Stated exercise: Your task is to transcribe all of the records exactly and leave out the pictures.
....
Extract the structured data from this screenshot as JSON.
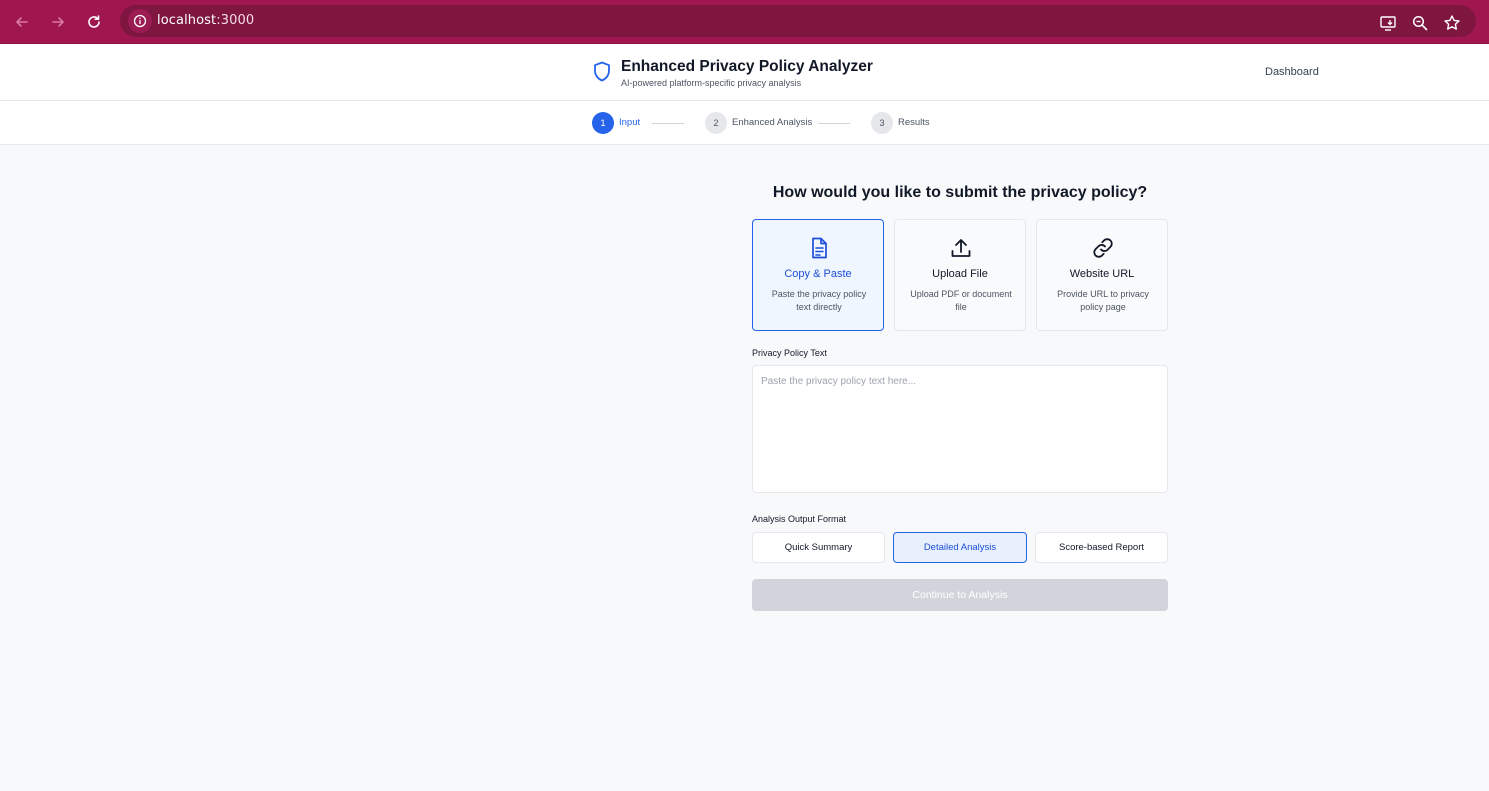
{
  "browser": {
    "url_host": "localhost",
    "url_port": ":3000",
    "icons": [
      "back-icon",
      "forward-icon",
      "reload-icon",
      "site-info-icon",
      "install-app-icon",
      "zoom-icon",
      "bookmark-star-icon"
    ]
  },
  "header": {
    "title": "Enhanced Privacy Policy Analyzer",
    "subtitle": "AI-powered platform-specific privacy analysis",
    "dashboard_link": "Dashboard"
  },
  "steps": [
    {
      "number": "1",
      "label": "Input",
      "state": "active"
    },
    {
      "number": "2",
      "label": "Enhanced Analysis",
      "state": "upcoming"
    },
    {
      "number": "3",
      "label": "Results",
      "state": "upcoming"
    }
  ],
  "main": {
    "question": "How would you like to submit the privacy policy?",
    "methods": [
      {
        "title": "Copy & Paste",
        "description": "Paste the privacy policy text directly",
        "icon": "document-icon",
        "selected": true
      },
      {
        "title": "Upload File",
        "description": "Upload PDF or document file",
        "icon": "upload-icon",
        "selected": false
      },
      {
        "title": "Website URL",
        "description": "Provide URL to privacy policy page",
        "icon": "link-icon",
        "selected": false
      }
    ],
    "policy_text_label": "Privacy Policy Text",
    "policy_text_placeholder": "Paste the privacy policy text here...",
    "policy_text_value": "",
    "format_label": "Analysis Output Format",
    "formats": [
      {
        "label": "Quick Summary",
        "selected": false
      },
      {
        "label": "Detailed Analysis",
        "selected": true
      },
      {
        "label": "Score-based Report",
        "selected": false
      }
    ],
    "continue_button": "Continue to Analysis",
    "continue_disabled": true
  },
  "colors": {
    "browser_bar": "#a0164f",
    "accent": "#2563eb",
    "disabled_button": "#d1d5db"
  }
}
....
Solution for this exercise:
Extract the structured data from this screenshot as JSON.
{
  "browser": {
    "url_host": "localhost",
    "url_port": ":3000",
    "icons": [
      "back-icon",
      "forward-icon",
      "reload-icon",
      "site-info-icon",
      "install-app-icon",
      "zoom-icon",
      "bookmark-star-icon"
    ]
  },
  "header": {
    "title": "Enhanced Privacy Policy Analyzer",
    "subtitle": "AI-powered platform-specific privacy analysis",
    "dashboard_link": "Dashboard"
  },
  "steps": [
    {
      "number": "1",
      "label": "Input",
      "state": "active"
    },
    {
      "number": "2",
      "label": "Enhanced Analysis",
      "state": "upcoming"
    },
    {
      "number": "3",
      "label": "Results",
      "state": "upcoming"
    }
  ],
  "main": {
    "question": "How would you like to submit the privacy policy?",
    "methods": [
      {
        "title": "Copy & Paste",
        "description": "Paste the privacy policy text directly",
        "icon": "document-icon",
        "selected": true
      },
      {
        "title": "Upload File",
        "description": "Upload PDF or document file",
        "icon": "upload-icon",
        "selected": false
      },
      {
        "title": "Website URL",
        "description": "Provide URL to privacy policy page",
        "icon": "link-icon",
        "selected": false
      }
    ],
    "policy_text_label": "Privacy Policy Text",
    "policy_text_placeholder": "Paste the privacy policy text here...",
    "policy_text_value": "",
    "format_label": "Analysis Output Format",
    "formats": [
      {
        "label": "Quick Summary",
        "selected": false
      },
      {
        "label": "Detailed Analysis",
        "selected": true
      },
      {
        "label": "Score-based Report",
        "selected": false
      }
    ],
    "continue_button": "Continue to Analysis",
    "continue_disabled": true
  },
  "colors": {
    "browser_bar": "#a0164f",
    "accent": "#2563eb",
    "disabled_button": "#d1d5db"
  }
}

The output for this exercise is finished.